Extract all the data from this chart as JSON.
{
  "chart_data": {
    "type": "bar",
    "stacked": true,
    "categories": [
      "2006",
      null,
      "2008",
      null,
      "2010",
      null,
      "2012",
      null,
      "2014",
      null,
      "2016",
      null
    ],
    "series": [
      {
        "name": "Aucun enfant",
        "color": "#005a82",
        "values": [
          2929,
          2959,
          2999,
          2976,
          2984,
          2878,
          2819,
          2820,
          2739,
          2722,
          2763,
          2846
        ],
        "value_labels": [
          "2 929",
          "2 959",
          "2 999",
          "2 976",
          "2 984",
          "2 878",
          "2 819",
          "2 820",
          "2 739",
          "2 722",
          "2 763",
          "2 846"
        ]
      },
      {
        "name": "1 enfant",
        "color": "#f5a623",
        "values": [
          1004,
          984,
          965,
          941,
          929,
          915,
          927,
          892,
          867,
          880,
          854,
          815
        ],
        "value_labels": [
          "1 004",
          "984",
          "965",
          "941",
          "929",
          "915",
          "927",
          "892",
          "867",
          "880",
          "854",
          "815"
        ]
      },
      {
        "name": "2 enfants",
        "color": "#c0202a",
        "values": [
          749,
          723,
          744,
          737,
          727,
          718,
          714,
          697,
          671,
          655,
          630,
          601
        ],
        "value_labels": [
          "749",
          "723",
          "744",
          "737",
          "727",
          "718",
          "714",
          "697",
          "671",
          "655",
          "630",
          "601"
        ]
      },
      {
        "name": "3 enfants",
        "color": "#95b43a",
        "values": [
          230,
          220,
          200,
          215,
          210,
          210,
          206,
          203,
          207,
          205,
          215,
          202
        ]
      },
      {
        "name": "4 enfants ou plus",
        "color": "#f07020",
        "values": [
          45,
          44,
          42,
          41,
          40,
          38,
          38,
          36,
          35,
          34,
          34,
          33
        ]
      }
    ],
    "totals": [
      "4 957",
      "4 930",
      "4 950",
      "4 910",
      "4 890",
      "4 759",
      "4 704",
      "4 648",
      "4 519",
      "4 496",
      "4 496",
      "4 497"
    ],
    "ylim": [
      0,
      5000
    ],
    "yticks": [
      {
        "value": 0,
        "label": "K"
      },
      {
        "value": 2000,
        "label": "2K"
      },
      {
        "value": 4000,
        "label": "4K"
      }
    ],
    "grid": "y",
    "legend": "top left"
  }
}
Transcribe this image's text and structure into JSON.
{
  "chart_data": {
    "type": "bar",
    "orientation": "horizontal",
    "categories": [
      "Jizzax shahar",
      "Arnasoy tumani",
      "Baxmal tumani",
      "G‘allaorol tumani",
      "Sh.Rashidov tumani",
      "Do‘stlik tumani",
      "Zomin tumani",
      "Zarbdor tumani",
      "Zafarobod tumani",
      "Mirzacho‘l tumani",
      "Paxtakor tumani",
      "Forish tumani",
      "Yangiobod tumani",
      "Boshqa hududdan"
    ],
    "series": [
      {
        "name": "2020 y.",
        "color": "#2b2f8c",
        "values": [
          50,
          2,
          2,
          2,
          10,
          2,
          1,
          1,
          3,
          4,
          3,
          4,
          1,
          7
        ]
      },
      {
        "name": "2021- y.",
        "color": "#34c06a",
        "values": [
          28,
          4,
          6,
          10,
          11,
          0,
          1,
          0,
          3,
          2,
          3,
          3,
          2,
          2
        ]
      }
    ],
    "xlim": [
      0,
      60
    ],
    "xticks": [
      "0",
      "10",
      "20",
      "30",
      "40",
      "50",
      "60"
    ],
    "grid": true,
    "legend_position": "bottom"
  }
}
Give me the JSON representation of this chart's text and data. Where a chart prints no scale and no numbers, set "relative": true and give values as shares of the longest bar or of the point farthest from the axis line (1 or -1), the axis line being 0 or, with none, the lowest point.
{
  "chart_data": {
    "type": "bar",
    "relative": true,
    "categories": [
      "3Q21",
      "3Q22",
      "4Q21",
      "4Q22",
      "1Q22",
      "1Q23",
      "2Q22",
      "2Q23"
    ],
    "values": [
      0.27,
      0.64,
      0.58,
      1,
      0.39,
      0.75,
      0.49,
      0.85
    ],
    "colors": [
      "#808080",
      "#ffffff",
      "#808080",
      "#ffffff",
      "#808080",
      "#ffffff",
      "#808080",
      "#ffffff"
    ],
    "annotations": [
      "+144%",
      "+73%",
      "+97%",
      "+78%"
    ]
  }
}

────

## [Set problem]
Provide an exact reproduction of all the entries shown above.

## [Exercise output]
Extract all the data from this chart as JSON.
{
  "chart_data": {
    "type": "bar",
    "stacked": true,
    "categories": [
      "2006",
      null,
      "2008",
      null,
      "2010",
      null,
      "2012",
      null,
      "2014",
      null,
      "2016",
      null
    ],
    "series": [
      {
        "name": "Aucun enfant",
        "color": "#005a82",
        "values": [
          2929,
          2959,
          2999,
          2976,
          2984,
          2878,
          2819,
          2820,
          2739,
          2722,
          2763,
          2846
        ],
        "value_labels": [
          "2 929",
          "2 959",
          "2 999",
          "2 976",
          "2 984",
          "2 878",
          "2 819",
          "2 820",
          "2 739",
          "2 722",
          "2 763",
          "2 846"
        ]
      },
      {
        "name": "1 enfant",
        "color": "#f5a623",
        "values": [
          1004,
          984,
          965,
          941,
          929,
          915,
          927,
          892,
          867,
          880,
          854,
          815
        ],
        "value_labels": [
          "1 004",
          "984",
          "965",
          "941",
          "929",
          "915",
          "927",
          "892",
          "867",
          "880",
          "854",
          "815"
        ]
      },
      {
        "name": "2 enfants",
        "color": "#c0202a",
        "values": [
          749,
          723,
          744,
          737,
          727,
          718,
          714,
          697,
          671,
          655,
          630,
          601
        ],
        "value_labels": [
          "749",
          "723",
          "744",
          "737",
          "727",
          "718",
          "714",
          "697",
          "671",
          "655",
          "630",
          "601"
        ]
      },
      {
        "name": "3 enfants",
        "color": "#95b43a",
        "values": [
          230,
          220,
          200,
          215,
          210,
          210,
          206,
          203,
          207,
          205,
          215,
          202
        ]
      },
      {
        "name": "4 enfants ou plus",
        "color": "#f07020",
        "values": [
          45,
          44,
          42,
          41,
          40,
          38,
          38,
          36,
          35,
          34,
          34,
          33
        ]
      }
    ],
    "totals": [
      "4 957",
      "4 930",
      "4 950",
      "4 910",
      "4 890",
      "4 759",
      "4 704",
      "4 648",
      "4 519",
      "4 496",
      "4 496",
      "4 497"
    ],
    "ylim": [
      0,
      5000
    ],
    "yticks": [
      {
        "value": 0,
        "label": "K"
      },
      {
        "value": 2000,
        "label": "2K"
      },
      {
        "value": 4000,
        "label": "4K"
      }
    ],
    "grid": "y",
    "legend": "top left"
  }
}
Transcribe this image's text and structure into JSON.
{
  "chart_data": {
    "type": "bar",
    "orientation": "horizontal",
    "categories": [
      "Jizzax shahar",
      "Arnasoy tumani",
      "Baxmal tumani",
      "G‘allaorol tumani",
      "Sh.Rashidov tumani",
      "Do‘stlik tumani",
      "Zomin tumani",
      "Zarbdor tumani",
      "Zafarobod tumani",
      "Mirzacho‘l tumani",
      "Paxtakor tumani",
      "Forish tumani",
      "Yangiobod tumani",
      "Boshqa hududdan"
    ],
    "series": [
      {
        "name": "2020 y.",
        "color": "#2b2f8c",
        "values": [
          50,
          2,
          2,
          2,
          10,
          2,
          1,
          1,
          3,
          4,
          3,
          4,
          1,
          7
        ]
      },
      {
        "name": "2021- y.",
        "color": "#34c06a",
        "values": [
          28,
          4,
          6,
          10,
          11,
          0,
          1,
          0,
          3,
          2,
          3,
          3,
          2,
          2
        ]
      }
    ],
    "xlim": [
      0,
      60
    ],
    "xticks": [
      "0",
      "10",
      "20",
      "30",
      "40",
      "50",
      "60"
    ],
    "grid": true,
    "legend_position": "bottom"
  }
}
Give me the JSON representation of this chart's text and data. Where a chart prints no scale and no numbers, set "relative": true and give values as shares of the longest bar or of the point farthest from the axis line (1 or -1), the axis line being 0 or, with none, the lowest point.
{
  "chart_data": {
    "type": "bar",
    "relative": true,
    "categories": [
      "3Q21",
      "3Q22",
      "4Q21",
      "4Q22",
      "1Q22",
      "1Q23",
      "2Q22",
      "2Q23"
    ],
    "values": [
      0.27,
      0.64,
      0.58,
      1,
      0.39,
      0.75,
      0.49,
      0.85
    ],
    "colors": [
      "#808080",
      "#ffffff",
      "#808080",
      "#ffffff",
      "#808080",
      "#ffffff",
      "#808080",
      "#ffffff"
    ],
    "annotations": [
      "+144%",
      "+73%",
      "+97%",
      "+78%"
    ]
  }
}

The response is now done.